YOUR TASK —
For each line of the listing that includes the word "Ediciones", show the whole line.

——

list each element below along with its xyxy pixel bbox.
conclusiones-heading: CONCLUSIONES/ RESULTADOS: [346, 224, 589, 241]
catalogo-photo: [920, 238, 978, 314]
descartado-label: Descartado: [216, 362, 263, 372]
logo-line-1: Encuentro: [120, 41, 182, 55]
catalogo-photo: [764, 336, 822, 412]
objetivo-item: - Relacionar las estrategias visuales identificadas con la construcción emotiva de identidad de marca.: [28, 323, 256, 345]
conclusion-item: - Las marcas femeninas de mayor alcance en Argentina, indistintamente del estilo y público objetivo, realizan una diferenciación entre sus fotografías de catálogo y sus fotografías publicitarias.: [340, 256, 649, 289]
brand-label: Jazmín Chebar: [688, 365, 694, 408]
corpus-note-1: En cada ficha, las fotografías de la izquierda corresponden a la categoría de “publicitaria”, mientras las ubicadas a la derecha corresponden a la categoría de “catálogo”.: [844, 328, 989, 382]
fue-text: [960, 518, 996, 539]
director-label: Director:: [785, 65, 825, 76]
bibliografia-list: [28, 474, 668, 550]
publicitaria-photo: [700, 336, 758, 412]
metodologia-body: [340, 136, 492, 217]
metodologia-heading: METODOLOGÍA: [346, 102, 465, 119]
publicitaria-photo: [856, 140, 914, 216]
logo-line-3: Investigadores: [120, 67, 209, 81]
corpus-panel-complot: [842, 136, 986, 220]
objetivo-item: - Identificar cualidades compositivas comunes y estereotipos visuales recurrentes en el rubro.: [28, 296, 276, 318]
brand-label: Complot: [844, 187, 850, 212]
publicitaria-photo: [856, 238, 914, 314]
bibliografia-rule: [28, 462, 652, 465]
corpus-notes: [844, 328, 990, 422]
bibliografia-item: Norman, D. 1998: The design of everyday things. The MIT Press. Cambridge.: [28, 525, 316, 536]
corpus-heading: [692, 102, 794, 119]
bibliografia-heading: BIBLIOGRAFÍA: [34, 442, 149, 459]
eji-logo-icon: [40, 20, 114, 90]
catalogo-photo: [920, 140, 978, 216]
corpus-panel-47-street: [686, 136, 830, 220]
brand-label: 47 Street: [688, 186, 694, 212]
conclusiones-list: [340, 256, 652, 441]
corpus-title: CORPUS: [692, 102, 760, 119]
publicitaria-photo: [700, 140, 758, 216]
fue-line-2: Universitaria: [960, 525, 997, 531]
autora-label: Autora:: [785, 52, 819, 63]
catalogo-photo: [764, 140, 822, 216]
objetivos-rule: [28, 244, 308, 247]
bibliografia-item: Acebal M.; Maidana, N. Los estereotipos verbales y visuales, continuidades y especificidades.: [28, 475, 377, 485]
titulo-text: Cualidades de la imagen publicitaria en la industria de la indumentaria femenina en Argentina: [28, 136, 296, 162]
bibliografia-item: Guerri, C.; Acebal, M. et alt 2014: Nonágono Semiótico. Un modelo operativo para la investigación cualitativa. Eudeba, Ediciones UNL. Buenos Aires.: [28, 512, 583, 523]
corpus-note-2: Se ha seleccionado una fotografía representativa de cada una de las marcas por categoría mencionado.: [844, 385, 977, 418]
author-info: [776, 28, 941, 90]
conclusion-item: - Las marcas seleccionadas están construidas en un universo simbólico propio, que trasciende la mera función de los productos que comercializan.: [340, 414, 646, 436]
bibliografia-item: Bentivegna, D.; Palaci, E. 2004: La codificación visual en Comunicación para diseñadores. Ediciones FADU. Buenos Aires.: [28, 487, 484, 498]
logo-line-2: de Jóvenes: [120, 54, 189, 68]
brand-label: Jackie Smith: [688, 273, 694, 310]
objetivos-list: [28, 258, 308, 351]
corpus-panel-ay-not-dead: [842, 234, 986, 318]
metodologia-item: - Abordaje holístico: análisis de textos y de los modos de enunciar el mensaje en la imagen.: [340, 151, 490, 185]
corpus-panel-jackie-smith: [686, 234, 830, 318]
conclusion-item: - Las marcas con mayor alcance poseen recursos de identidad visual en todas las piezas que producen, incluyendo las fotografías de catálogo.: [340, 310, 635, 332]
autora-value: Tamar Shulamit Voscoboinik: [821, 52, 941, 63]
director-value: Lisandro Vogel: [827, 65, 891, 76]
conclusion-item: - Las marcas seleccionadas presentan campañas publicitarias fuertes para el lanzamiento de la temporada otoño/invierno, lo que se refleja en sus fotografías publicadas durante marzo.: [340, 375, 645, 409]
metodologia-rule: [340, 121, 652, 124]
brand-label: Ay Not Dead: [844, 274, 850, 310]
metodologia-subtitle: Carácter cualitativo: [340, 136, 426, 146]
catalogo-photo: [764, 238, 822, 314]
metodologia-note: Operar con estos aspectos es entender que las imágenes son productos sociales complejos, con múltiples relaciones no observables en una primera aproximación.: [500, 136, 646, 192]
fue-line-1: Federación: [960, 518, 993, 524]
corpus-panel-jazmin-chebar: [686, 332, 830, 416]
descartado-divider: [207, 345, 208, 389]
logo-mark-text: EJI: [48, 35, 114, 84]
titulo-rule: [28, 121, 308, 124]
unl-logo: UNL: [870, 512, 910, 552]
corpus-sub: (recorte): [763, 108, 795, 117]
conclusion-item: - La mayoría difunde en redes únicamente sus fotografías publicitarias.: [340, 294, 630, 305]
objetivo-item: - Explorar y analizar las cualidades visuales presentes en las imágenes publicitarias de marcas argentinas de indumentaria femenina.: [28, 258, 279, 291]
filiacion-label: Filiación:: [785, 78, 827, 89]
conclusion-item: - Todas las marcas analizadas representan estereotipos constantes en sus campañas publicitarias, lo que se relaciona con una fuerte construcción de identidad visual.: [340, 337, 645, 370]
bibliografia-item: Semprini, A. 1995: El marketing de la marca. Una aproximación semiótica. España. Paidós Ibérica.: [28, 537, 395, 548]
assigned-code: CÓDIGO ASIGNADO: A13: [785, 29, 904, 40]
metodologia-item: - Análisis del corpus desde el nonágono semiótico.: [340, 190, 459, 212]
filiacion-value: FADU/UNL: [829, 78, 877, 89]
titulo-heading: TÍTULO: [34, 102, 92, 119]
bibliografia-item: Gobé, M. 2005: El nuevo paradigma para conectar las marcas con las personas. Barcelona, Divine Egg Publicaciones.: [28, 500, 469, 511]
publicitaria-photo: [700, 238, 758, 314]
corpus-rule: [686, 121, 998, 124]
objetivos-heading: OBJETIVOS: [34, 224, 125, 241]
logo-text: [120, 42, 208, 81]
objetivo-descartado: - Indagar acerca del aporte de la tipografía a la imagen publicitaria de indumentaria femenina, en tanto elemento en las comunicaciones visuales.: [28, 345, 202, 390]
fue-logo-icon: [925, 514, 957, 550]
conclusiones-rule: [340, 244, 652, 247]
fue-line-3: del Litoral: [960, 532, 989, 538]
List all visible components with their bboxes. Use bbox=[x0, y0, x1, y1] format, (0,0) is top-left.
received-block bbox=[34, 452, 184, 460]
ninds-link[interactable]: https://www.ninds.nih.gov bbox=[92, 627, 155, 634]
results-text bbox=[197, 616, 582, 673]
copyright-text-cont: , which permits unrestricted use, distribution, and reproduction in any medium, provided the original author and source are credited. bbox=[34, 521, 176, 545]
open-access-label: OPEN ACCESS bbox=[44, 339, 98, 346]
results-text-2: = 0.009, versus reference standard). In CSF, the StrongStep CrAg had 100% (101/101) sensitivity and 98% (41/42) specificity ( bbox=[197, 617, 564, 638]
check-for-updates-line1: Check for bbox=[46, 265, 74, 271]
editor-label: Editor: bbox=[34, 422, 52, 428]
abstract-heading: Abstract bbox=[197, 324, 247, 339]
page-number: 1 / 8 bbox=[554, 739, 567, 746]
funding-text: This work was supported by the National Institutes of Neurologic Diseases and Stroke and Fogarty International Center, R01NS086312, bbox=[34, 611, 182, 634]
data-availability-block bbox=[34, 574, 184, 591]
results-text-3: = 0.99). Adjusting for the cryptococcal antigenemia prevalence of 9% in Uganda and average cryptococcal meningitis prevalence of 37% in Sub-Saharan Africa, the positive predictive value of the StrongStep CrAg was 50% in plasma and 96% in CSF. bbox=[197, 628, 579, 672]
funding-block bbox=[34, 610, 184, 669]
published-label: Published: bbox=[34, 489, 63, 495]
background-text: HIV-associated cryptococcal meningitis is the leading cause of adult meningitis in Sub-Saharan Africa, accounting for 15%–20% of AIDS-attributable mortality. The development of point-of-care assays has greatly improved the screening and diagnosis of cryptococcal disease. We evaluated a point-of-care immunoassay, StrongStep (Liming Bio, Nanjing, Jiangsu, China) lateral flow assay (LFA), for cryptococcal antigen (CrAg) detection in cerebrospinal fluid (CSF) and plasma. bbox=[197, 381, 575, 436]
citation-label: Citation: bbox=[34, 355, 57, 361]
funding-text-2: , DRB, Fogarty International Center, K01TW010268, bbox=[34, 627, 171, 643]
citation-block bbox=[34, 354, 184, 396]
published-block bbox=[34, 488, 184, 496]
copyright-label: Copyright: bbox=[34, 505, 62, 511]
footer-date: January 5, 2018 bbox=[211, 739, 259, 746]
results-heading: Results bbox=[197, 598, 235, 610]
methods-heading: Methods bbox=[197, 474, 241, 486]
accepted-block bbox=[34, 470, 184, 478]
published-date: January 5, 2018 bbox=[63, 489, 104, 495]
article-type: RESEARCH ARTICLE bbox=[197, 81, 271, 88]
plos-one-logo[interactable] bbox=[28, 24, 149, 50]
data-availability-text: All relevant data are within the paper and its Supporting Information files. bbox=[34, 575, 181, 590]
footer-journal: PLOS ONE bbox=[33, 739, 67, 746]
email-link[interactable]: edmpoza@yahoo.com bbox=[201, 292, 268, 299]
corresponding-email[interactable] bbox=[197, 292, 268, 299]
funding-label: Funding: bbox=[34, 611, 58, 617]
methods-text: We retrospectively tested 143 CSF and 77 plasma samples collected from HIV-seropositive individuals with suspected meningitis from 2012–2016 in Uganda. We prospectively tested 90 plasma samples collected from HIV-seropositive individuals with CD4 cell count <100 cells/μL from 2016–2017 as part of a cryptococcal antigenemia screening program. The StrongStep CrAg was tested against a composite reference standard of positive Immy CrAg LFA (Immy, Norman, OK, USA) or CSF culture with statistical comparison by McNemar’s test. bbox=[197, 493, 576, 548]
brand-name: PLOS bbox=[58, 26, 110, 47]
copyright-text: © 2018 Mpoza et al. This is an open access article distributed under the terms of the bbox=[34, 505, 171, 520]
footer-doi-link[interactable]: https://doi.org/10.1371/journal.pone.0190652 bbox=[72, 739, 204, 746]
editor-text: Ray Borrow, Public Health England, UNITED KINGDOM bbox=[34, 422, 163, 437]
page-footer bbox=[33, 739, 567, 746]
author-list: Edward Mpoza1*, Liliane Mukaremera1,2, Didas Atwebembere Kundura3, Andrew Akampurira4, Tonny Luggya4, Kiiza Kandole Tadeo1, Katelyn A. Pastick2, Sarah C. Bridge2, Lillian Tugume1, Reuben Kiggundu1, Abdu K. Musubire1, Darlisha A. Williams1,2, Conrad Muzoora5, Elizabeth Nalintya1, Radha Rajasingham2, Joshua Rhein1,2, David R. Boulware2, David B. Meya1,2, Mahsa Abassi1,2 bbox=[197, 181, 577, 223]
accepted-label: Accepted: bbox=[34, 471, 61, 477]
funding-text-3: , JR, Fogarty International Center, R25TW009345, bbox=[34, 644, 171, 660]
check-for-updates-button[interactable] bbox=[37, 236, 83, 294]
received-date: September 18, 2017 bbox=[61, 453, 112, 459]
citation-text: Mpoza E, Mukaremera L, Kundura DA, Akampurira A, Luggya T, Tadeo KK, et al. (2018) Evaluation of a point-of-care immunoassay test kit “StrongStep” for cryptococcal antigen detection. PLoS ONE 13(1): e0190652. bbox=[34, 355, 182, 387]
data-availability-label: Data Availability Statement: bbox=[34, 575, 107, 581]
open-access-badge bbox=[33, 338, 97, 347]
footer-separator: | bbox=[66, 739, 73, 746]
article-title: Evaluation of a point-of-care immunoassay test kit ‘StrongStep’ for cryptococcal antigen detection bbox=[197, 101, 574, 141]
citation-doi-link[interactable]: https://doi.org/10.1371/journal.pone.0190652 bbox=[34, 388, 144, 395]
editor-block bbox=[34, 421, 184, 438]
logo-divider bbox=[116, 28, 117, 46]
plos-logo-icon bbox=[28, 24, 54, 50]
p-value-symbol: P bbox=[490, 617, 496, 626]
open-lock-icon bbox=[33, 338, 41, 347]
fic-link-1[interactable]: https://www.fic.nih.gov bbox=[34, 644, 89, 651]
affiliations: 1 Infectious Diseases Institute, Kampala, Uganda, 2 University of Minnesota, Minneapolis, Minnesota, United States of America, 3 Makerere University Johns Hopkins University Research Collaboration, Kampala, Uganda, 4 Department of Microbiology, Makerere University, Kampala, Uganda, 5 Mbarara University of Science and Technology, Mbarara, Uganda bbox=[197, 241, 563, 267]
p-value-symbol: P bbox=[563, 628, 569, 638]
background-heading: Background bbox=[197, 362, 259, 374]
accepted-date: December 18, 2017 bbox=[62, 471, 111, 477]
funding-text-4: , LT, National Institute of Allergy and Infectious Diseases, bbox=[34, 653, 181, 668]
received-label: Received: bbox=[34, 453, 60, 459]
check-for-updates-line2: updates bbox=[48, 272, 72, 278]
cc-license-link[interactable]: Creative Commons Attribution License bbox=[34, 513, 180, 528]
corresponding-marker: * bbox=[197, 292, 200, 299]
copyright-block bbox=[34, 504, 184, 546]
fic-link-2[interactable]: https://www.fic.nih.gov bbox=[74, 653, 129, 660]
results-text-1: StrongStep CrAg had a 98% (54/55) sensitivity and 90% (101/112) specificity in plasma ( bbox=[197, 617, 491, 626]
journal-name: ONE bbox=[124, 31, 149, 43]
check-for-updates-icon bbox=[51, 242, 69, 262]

——

EXERCISE SOLUTION —
bibliografia-item: Guerri, C.; Acebal, M. et alt 2014: Nonágono Semiótico. Un modelo operativo para la investigación cualitativa. Eudeba, Ediciones UNL. Buenos Aires.: [28, 512, 583, 523]
bibliografia-item: Bentivegna, D.; Palaci, E. 2004: La codificación visual en Comunicación para diseñadores. Ediciones FADU. Buenos Aires.: [28, 487, 484, 498]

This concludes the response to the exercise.